[Source data]
####

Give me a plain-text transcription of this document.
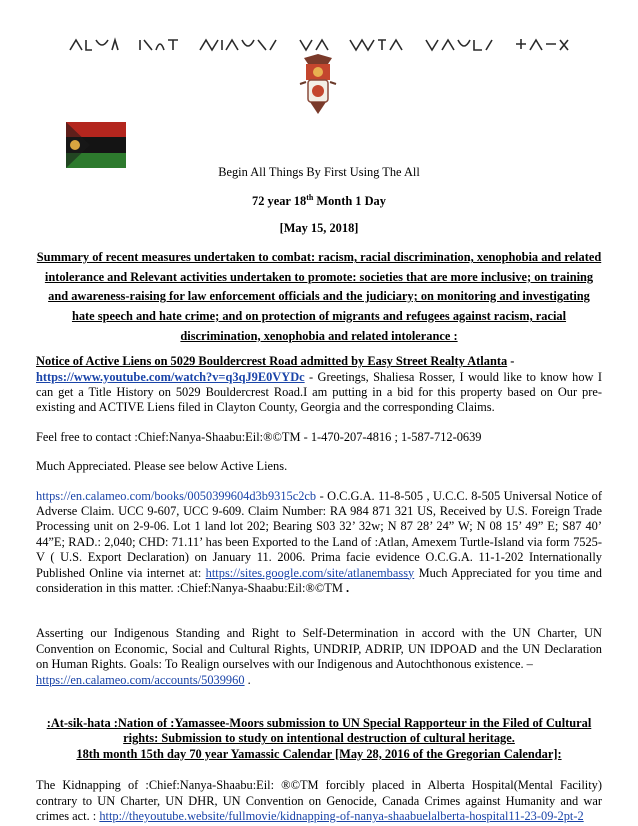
Begin All Things By First Using The All
72 year 18th Month 1 Day
[May 15, 2018]
Summary of recent measures undertaken to combat: racism, racial discrimination, xenophobia and related intolerance and Relevant activities undertaken to promote: societies that are more inclusive; on training and awareness-raising for law enforcement officials and the judiciary; on monitoring and investigating hate speech and hate crime; and on protection of migrants and refugees against racism, racial discrimination, xenophobia and related intolerance :

Notice of Active Liens on 5029 Bouldercrest Road admitted by Easy Street Realty Atlanta -
https://www.youtube.com/watch?v=q3qJ9E0VYDc - Greetings, Shaliesa Rosser, I would like to know how I can get a Title History on 5029 Bouldercrest Road.I am putting in a bid for this property based on Our pre-existing and ACTIVE Liens filed in Clayton County, Georgia and the corresponding Claims.

Feel free to contact :Chief:Nanya-Shaabu:Eil:®©TM - 1-470-207-4816 ; 1-587-712-0639

Much Appreciated. Please see below Active Liens.

https://en.calameo.com/books/0050399604d3b9315c2cb - O.C.G.A. 11-8-505 , U.C.C. 8-505 Universal Notice of Adverse Claim. UCC 9-607, UCC 9-609. Claim Number: RA 984 871 321 US, Received by U.S. Foreign Trade Processing unit on 2-9-06. Lot 1 land lot 202; Bearing S03 32’ 32w; N 87 28’ 24” W; N 08 15’ 49” E; S87 40’ 44”E; RAD.: 2,040; CHD: 71.11’ has been Exported to the Land of :Atlan, Amexem Turtle-Island via form 7525-V ( U.S. Export Declaration) on January 11. 2006. Prima facie evidence O.C.G.A. 11-1-202 Internationally Published Online via internet at: https://sites.google.com/site/atlanembassy Much Appreciated for you time and consideration in this matter. :Chief:Nanya-Shaabu:Eil:®©TM .

Asserting our Indigenous Standing and Right to Self-Determination in accord with the UN Charter, UN Convention on Economic, Social and Cultural Rights, UNDRIP, ADRIP, UN IDPOAD and the UN Declaration on Human Rights. Goals: To Realign ourselves with our Indigenous and Autochthonous existence. –
https://en.calameo.com/accounts/5039960 .

:At-sik-hata :Nation of :Yamassee-Moors submission to UN Special Rapporteur in the Filed of Cultural rights: Submission to study on intentional destruction of cultural heritage.
18th month 15th day 70 year Yamassic Calendar [May 28, 2016 of the Gregorian Calendar]:

The Kidnapping of :Chief:Nanya-Shaabu:Eil: ®©TM forcibly placed in Alberta Hospital(Mental Facility) contrary to UN Charter, UN DHR, UN Convention on Genocide, Canada Crimes against Humanity and war crimes act. : http://theyoutube.website/fullmovie/kidnapping-of-nanya-shaabuelalberta-hospital11-23-09-2pt-2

####

# [Challenge]
Copy everything in the records above except the pictures, exactly as written.

# [Exercise output]
Give me a plain-text transcription of this document.
Begin All Things By First Using The All
72 year 18th Month 1 Day
[May 15, 2018]
Summary of recent measures undertaken to combat: racism, racial discrimination, xenophobia and related intolerance and Relevant activities undertaken to promote: societies that are more inclusive; on training and awareness-raising for law enforcement officials and the judiciary; on monitoring and investigating hate speech and hate crime; and on protection of migrants and refugees against racism, racial discrimination, xenophobia and related intolerance :

Notice of Active Liens on 5029 Bouldercrest Road admitted by Easy Street Realty Atlanta -
https://www.youtube.com/watch?v=q3qJ9E0VYDc - Greetings, Shaliesa Rosser, I would like to know how I can get a Title History on 5029 Bouldercrest Road.I am putting in a bid for this property based on Our pre-existing and ACTIVE Liens filed in Clayton County, Georgia and the corresponding Claims.

Feel free to contact :Chief:Nanya-Shaabu:Eil:®©TM - 1-470-207-4816 ; 1-587-712-0639

Much Appreciated. Please see below Active Liens.

https://en.calameo.com/books/0050399604d3b9315c2cb - O.C.G.A. 11-8-505 , U.C.C. 8-505 Universal Notice of Adverse Claim. UCC 9-607, UCC 9-609. Claim Number: RA 984 871 321 US, Received by U.S. Foreign Trade Processing unit on 2-9-06. Lot 1 land lot 202; Bearing S03 32’ 32w; N 87 28’ 24” W; N 08 15’ 49” E; S87 40’ 44”E; RAD.: 2,040; CHD: 71.11’ has been Exported to the Land of :Atlan, Amexem Turtle-Island via form 7525-V ( U.S. Export Declaration) on January 11. 2006. Prima facie evidence O.C.G.A. 11-1-202 Internationally Published Online via internet at: https://sites.google.com/site/atlanembassy Much Appreciated for you time and consideration in this matter. :Chief:Nanya-Shaabu:Eil:®©TM .

Asserting our Indigenous Standing and Right to Self-Determination in accord with the UN Charter, UN Convention on Economic, Social and Cultural Rights, UNDRIP, ADRIP, UN IDPOAD and the UN Declaration on Human Rights. Goals: To Realign ourselves with our Indigenous and Autochthonous existence. –
https://en.calameo.com/accounts/5039960 .

:At-sik-hata :Nation of :Yamassee-Moors submission to UN Special Rapporteur in the Filed of Cultural rights: Submission to study on intentional destruction of cultural heritage.
18th month 15th day 70 year Yamassic Calendar [May 28, 2016 of the Gregorian Calendar]:

The Kidnapping of :Chief:Nanya-Shaabu:Eil: ®©TM forcibly placed in Alberta Hospital(Mental Facility) contrary to UN Charter, UN DHR, UN Convention on Genocide, Canada Crimes against Humanity and war crimes act. : http://theyoutube.website/fullmovie/kidnapping-of-nanya-shaabuelalberta-hospital11-23-09-2pt-2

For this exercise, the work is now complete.